演習用テキスト →

いつでもどこでも初心を貫く
いつも、ありがとうございます。
日本気象協会によると、2025年は寒冬でスタートするものの春の訪れが早く、夏は猛暑傾向が予想され、メリハリのある年となる見込みだそうです。長岡はこれから厳しい寒さを迎えますが、この冬を乗り越えてこそ、やがて訪れる春のありがたみを痛感するものです。この長岡の厳しい気候が河井継之助や山本五十六らに代表される偉大な先人たちを育てたとも言われますが、心の温度は下げることなくポジティブにこの冬を楽しみたいと思います。
地域医療の崩壊、いよいよ待ったなし?
医療と経営の分離と融合。融合に至るにはそれなりに時間を要しますが、私は昔からこの重要性を唱えてきました。前世紀の医療業界は、医療従事者が医療法人の経営者も兼ねていました。かみ砕いた言い方をすると、国家資格を有する医療従事者である医師が、医療法人の経営者である院長であり理事長でもあったということです。医療法人を経営して地域に貢献すると共に、医療報酬で健全な財務体質を維持できるのであれば、それは素晴らしいことだと思います。
でも、時代が移り変わり、そんな素晴らしい世界も、これまでのやり方では維持できなくなろうとしています。2024年の医療機関(病院、診療所、歯科医院)の倒産は64件で、過去最高を記録したという記事が先日ニュースとして出ました。休廃業や解散も722件でこちらも過去最多を更新したとのことです。既存の仕組みのままでは、私が唱えてきた地域医療の崩壊がいよいよ待ったなしの状況になろうとしているかもしれません。

課題一覧 →
- A) 長岡の冬と地域医療についての文章によると、2024年の医療機関の倒産は何件だったか答えよ。
- B) 長岡の冬と地域医療についての文章を、最後の文の後から書き続けよ。

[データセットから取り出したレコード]
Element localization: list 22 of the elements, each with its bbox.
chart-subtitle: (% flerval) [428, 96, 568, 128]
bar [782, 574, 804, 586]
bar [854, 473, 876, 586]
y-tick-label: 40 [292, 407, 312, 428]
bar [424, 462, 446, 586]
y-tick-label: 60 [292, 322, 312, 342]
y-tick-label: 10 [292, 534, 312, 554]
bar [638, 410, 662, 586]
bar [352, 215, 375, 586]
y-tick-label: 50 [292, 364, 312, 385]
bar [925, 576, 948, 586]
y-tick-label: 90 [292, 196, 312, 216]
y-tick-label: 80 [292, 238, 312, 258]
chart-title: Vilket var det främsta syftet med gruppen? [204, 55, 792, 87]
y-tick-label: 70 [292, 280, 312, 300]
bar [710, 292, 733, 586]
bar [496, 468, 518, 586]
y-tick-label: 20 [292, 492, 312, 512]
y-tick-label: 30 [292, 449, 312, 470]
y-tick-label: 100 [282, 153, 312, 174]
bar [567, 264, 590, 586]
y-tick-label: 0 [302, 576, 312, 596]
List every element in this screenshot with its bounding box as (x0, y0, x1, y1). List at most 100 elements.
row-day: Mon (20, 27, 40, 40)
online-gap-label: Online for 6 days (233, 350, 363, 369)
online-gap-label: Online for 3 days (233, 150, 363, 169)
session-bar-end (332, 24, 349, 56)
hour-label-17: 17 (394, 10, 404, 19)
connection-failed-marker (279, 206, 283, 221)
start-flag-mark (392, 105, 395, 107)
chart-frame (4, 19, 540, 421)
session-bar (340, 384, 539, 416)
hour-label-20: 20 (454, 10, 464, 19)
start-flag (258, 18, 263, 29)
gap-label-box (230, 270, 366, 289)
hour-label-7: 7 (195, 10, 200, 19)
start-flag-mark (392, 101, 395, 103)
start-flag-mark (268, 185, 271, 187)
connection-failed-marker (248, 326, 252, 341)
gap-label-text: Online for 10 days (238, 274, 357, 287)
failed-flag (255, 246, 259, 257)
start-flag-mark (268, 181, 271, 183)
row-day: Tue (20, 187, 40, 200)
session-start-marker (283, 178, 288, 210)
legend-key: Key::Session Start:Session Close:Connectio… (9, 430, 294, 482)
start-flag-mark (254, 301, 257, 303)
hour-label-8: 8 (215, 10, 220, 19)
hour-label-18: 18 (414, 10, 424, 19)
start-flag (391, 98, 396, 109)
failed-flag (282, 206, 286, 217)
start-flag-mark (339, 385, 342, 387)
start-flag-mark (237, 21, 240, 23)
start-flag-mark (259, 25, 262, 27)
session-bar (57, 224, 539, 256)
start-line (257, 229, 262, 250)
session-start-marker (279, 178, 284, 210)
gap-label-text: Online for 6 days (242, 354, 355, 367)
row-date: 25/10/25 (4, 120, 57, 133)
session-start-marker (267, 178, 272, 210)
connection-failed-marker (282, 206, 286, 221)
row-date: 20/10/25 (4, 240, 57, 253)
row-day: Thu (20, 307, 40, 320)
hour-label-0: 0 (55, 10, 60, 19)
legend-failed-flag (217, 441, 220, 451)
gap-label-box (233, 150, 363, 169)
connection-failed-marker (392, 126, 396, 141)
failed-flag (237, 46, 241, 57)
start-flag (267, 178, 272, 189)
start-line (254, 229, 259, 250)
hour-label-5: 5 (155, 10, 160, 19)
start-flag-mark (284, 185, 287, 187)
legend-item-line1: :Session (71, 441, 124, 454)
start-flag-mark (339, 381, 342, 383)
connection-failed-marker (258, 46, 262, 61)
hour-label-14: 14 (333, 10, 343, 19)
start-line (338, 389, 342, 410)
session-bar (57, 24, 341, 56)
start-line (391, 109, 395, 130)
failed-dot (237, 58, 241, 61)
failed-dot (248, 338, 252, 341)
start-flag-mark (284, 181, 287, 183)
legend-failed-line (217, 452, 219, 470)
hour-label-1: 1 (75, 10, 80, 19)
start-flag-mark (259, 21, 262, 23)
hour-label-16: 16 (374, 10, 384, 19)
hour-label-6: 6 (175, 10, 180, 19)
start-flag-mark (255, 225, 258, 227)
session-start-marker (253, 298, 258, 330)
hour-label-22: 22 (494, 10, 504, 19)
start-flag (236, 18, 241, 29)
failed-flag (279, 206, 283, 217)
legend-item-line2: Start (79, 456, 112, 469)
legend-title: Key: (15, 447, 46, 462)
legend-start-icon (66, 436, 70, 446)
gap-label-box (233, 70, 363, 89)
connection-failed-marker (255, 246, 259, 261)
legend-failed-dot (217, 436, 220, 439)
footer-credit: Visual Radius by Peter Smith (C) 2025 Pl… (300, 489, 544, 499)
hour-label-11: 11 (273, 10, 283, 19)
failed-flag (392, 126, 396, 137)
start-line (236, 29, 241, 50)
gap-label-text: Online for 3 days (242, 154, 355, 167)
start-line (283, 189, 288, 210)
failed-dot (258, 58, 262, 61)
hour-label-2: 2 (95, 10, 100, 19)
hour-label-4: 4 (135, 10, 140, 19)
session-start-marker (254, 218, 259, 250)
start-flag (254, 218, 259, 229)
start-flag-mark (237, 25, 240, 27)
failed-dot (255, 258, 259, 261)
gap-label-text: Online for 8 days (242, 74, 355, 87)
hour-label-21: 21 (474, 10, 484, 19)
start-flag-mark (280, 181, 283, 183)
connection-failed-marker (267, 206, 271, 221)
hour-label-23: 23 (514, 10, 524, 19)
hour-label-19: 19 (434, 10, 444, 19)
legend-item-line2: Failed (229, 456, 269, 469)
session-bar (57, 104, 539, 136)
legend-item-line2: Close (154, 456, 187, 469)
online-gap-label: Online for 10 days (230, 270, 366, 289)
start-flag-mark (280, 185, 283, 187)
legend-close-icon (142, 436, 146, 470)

解答一覧 →
- A) 64件で、過去最高を記録した。

- B)
医療法人経営の難易度は格段に上昇
医療法人経営を取り巻く現状を鑑みると、医療従事者の働き方改革が進み、医療DXの推進でIT投資の必要があります。医療法人の運営コストは上昇するばかりです。売上が上がらないのにコストばかりが嵩む。こんな状態は、経営のスペシャリストである一般企業の経営者でも苦労する局面。経営についての知識を持たない医師が、医師としての業務に従事する傍らで、医療法人を適切に経営するのは、困難になってきています。
経営に付き物の「資金繰り」の話でも、その昔、日本経済が絶好調だった頃は、新しい医療法人を設立するのに必要な資金は、銀行がいつでも貸してくれました。医療機関というだけで、一定の与信がありました。現代では、医療法人の経営計画を立案してそれを金融機関に提示し、医療法人の経営で借入金の返済が可能な目途を示す必要があります。そうなってくると、一般企業の経営と同じで、予算や経費、キャッシュフローの管理を行って、しっかりと利益を確保しなければなりません。医師・医療という与信で資金調達し、診療報酬で返済する昔の医療法人経営と比べ、その難易度は格段に上がっています。医師が診療・治療の片手間で医療法人を経営するのは、難しくなっているのが現実なのです。
地域住民にとって「医療」はサービス業
医療は地域で暮らす住民にとって、行政と同じような「サービス」です。つまり「医療」はサービス業ともいえるのです。サービス業は、お客様から選ばれるために、様々な創意工夫をしなければなりません。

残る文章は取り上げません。